Задания —
[A] Согласуются ли с фрагментом о Ходасевиче и пролетарских поэтах следующие утверждения? (i) Ходасевич видел за помехами в работе интриги коммунистических руководителей Пролеткульта. (ii) Индустриальный труд Герасимов начал поэтизировать еще до 1917 года. (iii) «Железо» Николая Клюева стало ответом на «Песнь о железе». Для каждого ответьте «да» или «нет» и точно процитируйте решающие слова фрагмента.
[B] Продолжите фрагмент о Ходасевиче и пролетарских поэтах сразу после его последней строки.

Фрагмент текста —
******************************

Владислав Ходасевич. Чающий и говорящий — страница 57 из 118

Когда все-таки студийцы начали кое-как втягиваться в работу, последовал новый приказ: отменить семинарий и читать систематический курс: “Жизнь и творчество Пушкина”[403].

Все это, разумеется, не способствовало работе. Ходасевич считал, что за этими помехами стояли сознательные интриги коммунистических руководителей Пролеткульта, чьи лекции посещались студийцами куда менее охотно, чем занятия, проводимые “буржуазными спецами”. Но настоящие проблемы возникли, когда разговор коснулся собственного творчества пролетарских поэтов.

Среди учеников Ходасевича было несколько впоследствии известных авторов – Василий Александровский, Василий Казин, Владимир Кириллов, Николай Полетаев. Заметно выделялся способностями Михаил Герасимов. Побывавший до войны во Франции, сменивший немало профессий, Герасимов начинал в общем ряду поэтов постсимволистского поколения. Его дореволюционные стихи были не лишены ни лиризма, ни чувства слова, хотя и не слишком самобытны. Ходасевич отмечал их в рецензии на “Сборник пролетарских писателей”. После 1917 года Герасимов начал поэтизировать индустриальный труд, о котором прежде писал с тоской и отвращением. Но избавиться от символистских клише молодому поэту по-прежнему не удавалось. В результате рождались такие строки:

…А ты прошла между машинами,

В сердца включая чудный ток,

И дрогнув дружными дружинами,

Поплыл торжественный поток[404].

Самым знаменитым произведением Герасимова стала “Песнь о железе”:

В железе есть стоны,

Кандальные звоны

И плач гильотинных ножей,

Шрапнельные пули

Жужжаньем плеснули

На гранях земных рубежей.

В железе есть зовы

Звеняще-грозовы,

Движенье чугунное масс:

Под звоны металла

Взбурлило, восстало,

Заискрилось в омутах глаз…

Это стихотворение уже потому заняло свое место в истории русской поэзии, что “ответом” на него стало “Железо” Николая Клюева, неизмеримо превосходящее герасимовский опус по мастерству и лирическому напряжению. Но то, что один из самых больших поэтов той эпохи счел возможным вступить с Герасимовым в лирический диалог, примечательно.

Ценил его и Ходасевич – точнее, ценил творческие потенции, возможное будущее Герасимова. Скорее всего, именно Герасимову посвящен набросок, озаглавленный “Поэту-пролетарию”:

Байрону, Пушкину вслед, родословьем своим ты гордишься;

Грубый отбросив терпуг, персты на струны кладешь;

Учителями твоими – Шульговский, Брюсов и Белый…

Вижу, осталось тебе стать чудотворцем – и всё.

******************************

Строки —
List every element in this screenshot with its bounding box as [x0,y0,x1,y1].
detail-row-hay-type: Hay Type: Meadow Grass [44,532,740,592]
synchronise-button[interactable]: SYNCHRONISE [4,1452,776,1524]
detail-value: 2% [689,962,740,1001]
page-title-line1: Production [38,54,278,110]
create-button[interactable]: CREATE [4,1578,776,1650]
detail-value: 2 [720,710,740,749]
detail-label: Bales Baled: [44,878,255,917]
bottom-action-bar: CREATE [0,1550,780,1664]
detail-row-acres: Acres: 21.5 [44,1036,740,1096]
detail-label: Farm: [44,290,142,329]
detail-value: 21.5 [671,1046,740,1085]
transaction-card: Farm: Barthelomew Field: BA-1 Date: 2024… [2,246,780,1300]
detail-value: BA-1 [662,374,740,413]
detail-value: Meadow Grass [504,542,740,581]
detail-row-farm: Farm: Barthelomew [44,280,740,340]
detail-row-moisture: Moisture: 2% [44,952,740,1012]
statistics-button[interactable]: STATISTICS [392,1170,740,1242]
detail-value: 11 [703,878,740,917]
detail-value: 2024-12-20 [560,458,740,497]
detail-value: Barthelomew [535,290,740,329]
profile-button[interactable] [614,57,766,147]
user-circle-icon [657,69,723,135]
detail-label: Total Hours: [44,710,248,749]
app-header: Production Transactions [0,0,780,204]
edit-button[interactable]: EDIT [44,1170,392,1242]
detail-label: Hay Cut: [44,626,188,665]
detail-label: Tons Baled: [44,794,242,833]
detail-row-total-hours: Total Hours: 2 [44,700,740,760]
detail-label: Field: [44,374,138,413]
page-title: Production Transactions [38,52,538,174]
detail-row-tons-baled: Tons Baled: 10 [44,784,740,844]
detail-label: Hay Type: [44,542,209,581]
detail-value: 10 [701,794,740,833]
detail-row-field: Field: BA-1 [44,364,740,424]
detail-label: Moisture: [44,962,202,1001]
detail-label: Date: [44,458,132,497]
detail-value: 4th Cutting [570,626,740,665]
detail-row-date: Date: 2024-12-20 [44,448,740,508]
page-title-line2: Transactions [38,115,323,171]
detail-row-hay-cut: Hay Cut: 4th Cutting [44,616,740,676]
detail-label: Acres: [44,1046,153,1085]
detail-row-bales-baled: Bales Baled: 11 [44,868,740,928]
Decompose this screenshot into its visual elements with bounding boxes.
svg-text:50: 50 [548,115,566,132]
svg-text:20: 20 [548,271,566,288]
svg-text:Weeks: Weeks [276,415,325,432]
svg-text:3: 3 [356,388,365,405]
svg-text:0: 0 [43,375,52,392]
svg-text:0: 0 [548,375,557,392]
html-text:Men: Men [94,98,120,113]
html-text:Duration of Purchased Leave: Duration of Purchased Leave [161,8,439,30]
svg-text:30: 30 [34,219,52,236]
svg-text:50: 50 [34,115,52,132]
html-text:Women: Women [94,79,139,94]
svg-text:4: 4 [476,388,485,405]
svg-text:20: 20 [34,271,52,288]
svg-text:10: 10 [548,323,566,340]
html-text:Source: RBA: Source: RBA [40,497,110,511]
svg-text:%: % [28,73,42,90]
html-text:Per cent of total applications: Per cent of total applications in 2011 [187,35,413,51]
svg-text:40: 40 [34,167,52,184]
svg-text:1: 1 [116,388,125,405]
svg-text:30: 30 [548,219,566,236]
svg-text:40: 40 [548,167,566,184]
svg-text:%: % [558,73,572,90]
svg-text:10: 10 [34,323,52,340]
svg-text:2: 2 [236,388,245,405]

******************************

Ответы к заданиям —
[A]
(i) Да: «Ходасевич считал, что за этими помехами стояли сознательные интриги коммунистических руководителей Пролеткульта».
(ii) Нет: «После 1917 года Герасимов начал поэтизировать индустриальный труд, о котором прежде писал с тоской и отвращением».
(iii) Да: «“ответом” на него стало “Железо” Николая Клюева».

[B]
В этом же духе выдержана и статья “Стихотворная техника М. Герасимова”, напечатанная в сдвоенном 2/3 номере журнала “Горн” – органа Пролеткульта. В этой статье Ходасевич отмечает, что Герасимов, при всей своей талантливости, “еще не умеет установить необходимое равновесие между тем, что в просторечии зовется формой и содержанием”, что он зависим от своих ближайших предшественников – Блока, Белого, Брюсова. По словам Ходасевича, упреки его в напечатанном тексте были сильно смягчены, но даже в таком виде статья обидела Герасимова, и он перестал ходить на лекции Ходасевича.

Был среди слушателей и один человек, Владиславу Фелициановичу уже хорошо знакомый. Его звали Семен Абрамович Родов. История общения с ним изложена Ходасевичем в нескольких статьях, и она довольно интересна.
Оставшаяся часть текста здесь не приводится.